*TASK STATEMENT*.
Reproduce the listing word for word, leaving every picture behind.

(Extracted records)

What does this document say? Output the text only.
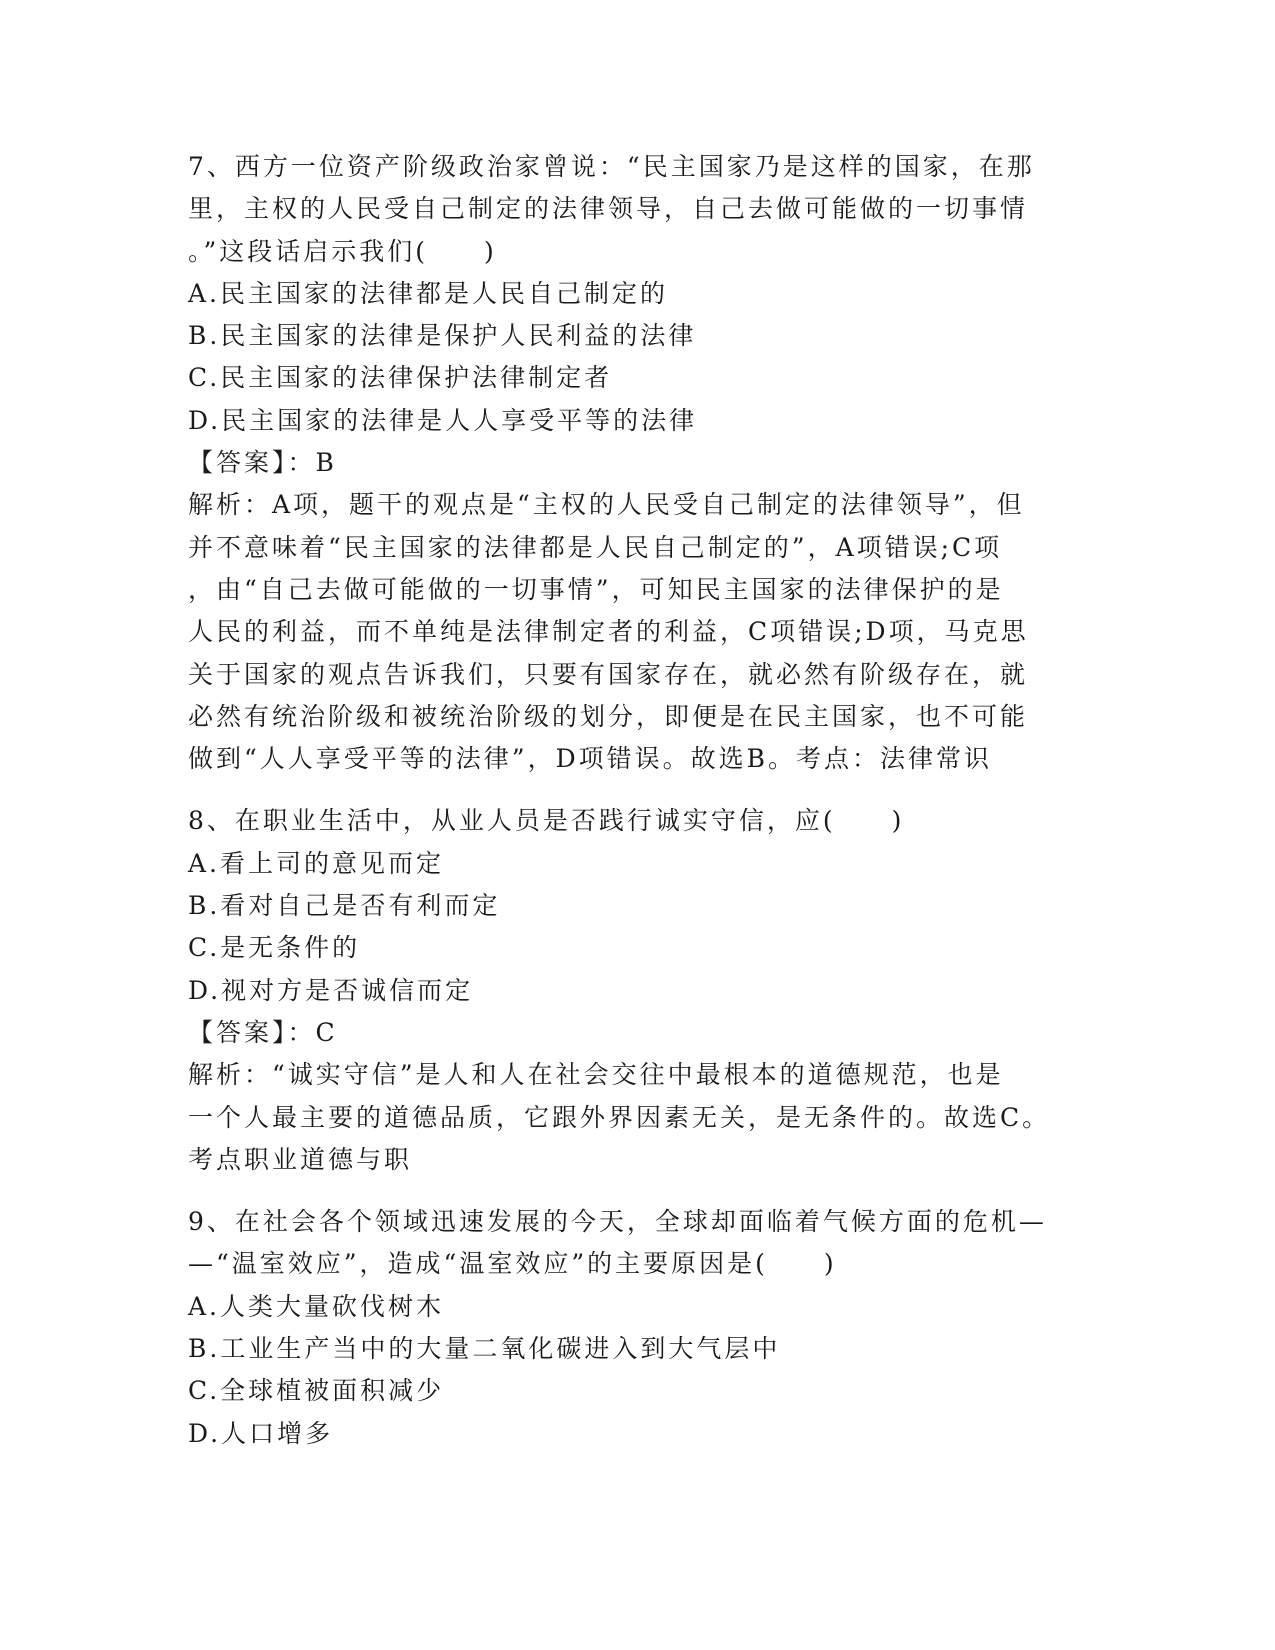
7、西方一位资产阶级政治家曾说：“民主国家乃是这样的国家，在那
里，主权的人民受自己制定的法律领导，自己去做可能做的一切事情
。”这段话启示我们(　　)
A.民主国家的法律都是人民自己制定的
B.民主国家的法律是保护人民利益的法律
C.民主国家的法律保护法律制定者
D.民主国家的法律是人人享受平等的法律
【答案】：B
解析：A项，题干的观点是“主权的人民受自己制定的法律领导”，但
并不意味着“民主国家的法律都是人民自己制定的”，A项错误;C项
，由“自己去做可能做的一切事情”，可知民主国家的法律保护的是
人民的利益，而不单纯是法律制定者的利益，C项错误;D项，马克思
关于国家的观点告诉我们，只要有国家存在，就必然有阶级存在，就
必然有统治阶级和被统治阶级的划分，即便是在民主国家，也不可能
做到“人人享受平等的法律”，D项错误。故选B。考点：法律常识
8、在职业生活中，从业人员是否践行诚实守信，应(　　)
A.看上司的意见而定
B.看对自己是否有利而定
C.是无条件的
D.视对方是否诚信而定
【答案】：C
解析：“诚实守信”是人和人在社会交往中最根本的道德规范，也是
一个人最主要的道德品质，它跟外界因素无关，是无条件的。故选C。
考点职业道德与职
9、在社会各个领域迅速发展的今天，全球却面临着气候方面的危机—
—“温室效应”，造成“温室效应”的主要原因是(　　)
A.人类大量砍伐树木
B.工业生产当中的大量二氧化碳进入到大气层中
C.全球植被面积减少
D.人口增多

*FINAL RESULT*.
What does this document say? Output the text only.
7、西方一位资产阶级政治家曾说：“民主国家乃是这样的国家，在那
里，主权的人民受自己制定的法律领导，自己去做可能做的一切事情
。”这段话启示我们(　　)
A.民主国家的法律都是人民自己制定的
B.民主国家的法律是保护人民利益的法律
C.民主国家的法律保护法律制定者
D.民主国家的法律是人人享受平等的法律
【答案】：B
解析：A项，题干的观点是“主权的人民受自己制定的法律领导”，但
并不意味着“民主国家的法律都是人民自己制定的”，A项错误;C项
，由“自己去做可能做的一切事情”，可知民主国家的法律保护的是
人民的利益，而不单纯是法律制定者的利益，C项错误;D项，马克思
关于国家的观点告诉我们，只要有国家存在，就必然有阶级存在，就
必然有统治阶级和被统治阶级的划分，即便是在民主国家，也不可能
做到“人人享受平等的法律”，D项错误。故选B。考点：法律常识
8、在职业生活中，从业人员是否践行诚实守信，应(　　)
A.看上司的意见而定
B.看对自己是否有利而定
C.是无条件的
D.视对方是否诚信而定
【答案】：C
解析：“诚实守信”是人和人在社会交往中最根本的道德规范，也是
一个人最主要的道德品质，它跟外界因素无关，是无条件的。故选C。
考点职业道德与职
9、在社会各个领域迅速发展的今天，全球却面临着气候方面的危机—
—“温室效应”，造成“温室效应”的主要原因是(　　)
A.人类大量砍伐树木
B.工业生产当中的大量二氧化碳进入到大气层中
C.全球植被面积减少
D.人口增多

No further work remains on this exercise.